**BRIEF**
Every line below should be copied exactly; drop the pictures.

┌──

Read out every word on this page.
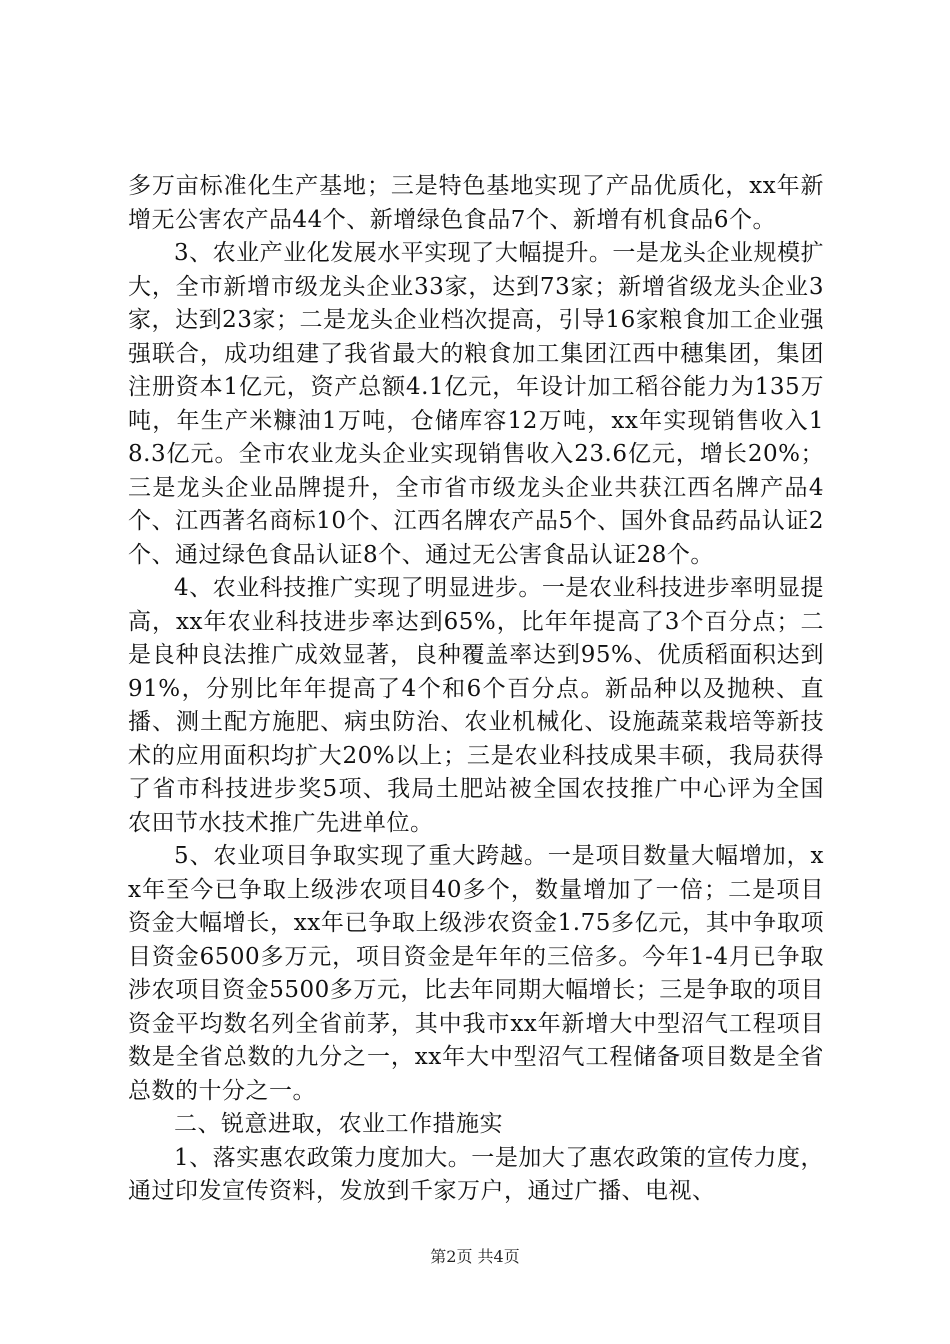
多万亩标准化生产基地；三是特色基地实现了产品优质化，xx年新增无公害农产品44个、新增绿色食品7个、新增有机食品6个。

3、农业产业化发展水平实现了大幅提升。一是龙头企业规模扩大，全市新增市级龙头企业33家，达到73家；新增省级龙头企业3家，达到23家；二是龙头企业档次提高，引导16家粮食加工企业强强联合，成功组建了我省最大的粮食加工集团江西中穗集团，集团注册资本1亿元，资产总额4.1亿元，年设计加工稻谷能力为135万吨，年生产米糠油1万吨，仓储库容12万吨，xx年实现销售收入18.3亿元。全市农业龙头企业实现销售收入23.6亿元，增长20%；三是龙头企业品牌提升，全市省市级龙头企业共获江西名牌产品4个、江西著名商标10个、江西名牌农产品5个、国外食品药品认证2个、通过绿色食品认证8个、通过无公害食品认证28个。

4、农业科技推广实现了明显进步。一是农业科技进步率明显提高，xx年农业科技进步率达到65%，比年年提高了3个百分点；二是良种良法推广成效显著，良种覆盖率达到95%、优质稻面积达到91%，分别比年年提高了4个和6个百分点。新品种以及抛秧、直播、测土配方施肥、病虫防治、农业机械化、设施蔬菜栽培等新技术的应用面积均扩大20%以上；三是农业科技成果丰硕，我局获得了省市科技进步奖5项、我局土肥站被全国农技推广中心评为全国农田节水技术推广先进单位。

5、农业项目争取实现了重大跨越。一是项目数量大幅增加，xx年至今已争取上级涉农项目40多个，数量增加了一倍；二是项目资金大幅增长，xx年已争取上级涉农资金1.75多亿元，其中争取项目资金6500多万元，项目资金是年年的三倍多。今年1-4月已争取涉农项目资金5500多万元，比去年同期大幅增长；三是争取的项目资金平均数名列全省前茅，其中我市xx年新增大中型沼气工程项目数是全省总数的九分之一，xx年大中型沼气工程储备项目数是全省总数的十分之一。

二、锐意进取，农业工作措施实

1、落实惠农政策力度加大。一是加大了惠农政策的宣传力度，通过印发宣传资料，发放到千家万户，通过广播、电视、

第2页 共4页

└──

**RESPONSE**
Read out every word on this page.
多万亩标准化生产基地；三是特色基地实现了产品优质化，xx年新增无公害农产品44个、新增绿色食品7个、新增有机食品6个。

3、农业产业化发展水平实现了大幅提升。一是龙头企业规模扩大，全市新增市级龙头企业33家，达到73家；新增省级龙头企业3家，达到23家；二是龙头企业档次提高，引导16家粮食加工企业强强联合，成功组建了我省最大的粮食加工集团江西中穗集团，集团注册资本1亿元，资产总额4.1亿元，年设计加工稻谷能力为135万吨，年生产米糠油1万吨，仓储库容12万吨，xx年实现销售收入18.3亿元。全市农业龙头企业实现销售收入23.6亿元，增长20%；三是龙头企业品牌提升，全市省市级龙头企业共获江西名牌产品4个、江西著名商标10个、江西名牌农产品5个、国外食品药品认证2个、通过绿色食品认证8个、通过无公害食品认证28个。

4、农业科技推广实现了明显进步。一是农业科技进步率明显提高，xx年农业科技进步率达到65%，比年年提高了3个百分点；二是良种良法推广成效显著，良种覆盖率达到95%、优质稻面积达到91%，分别比年年提高了4个和6个百分点。新品种以及抛秧、直播、测土配方施肥、病虫防治、农业机械化、设施蔬菜栽培等新技术的应用面积均扩大20%以上；三是农业科技成果丰硕，我局获得了省市科技进步奖5项、我局土肥站被全国农技推广中心评为全国农田节水技术推广先进单位。

5、农业项目争取实现了重大跨越。一是项目数量大幅增加，xx年至今已争取上级涉农项目40多个，数量增加了一倍；二是项目资金大幅增长，xx年已争取上级涉农资金1.75多亿元，其中争取项目资金6500多万元，项目资金是年年的三倍多。今年1-4月已争取涉农项目资金5500多万元，比去年同期大幅增长；三是争取的项目资金平均数名列全省前茅，其中我市xx年新增大中型沼气工程项目数是全省总数的九分之一，xx年大中型沼气工程储备项目数是全省总数的十分之一。

二、锐意进取，农业工作措施实

1、落实惠农政策力度加大。一是加大了惠农政策的宣传力度，通过印发宣传资料，发放到千家万户，通过广播、电视、

第2页 共4页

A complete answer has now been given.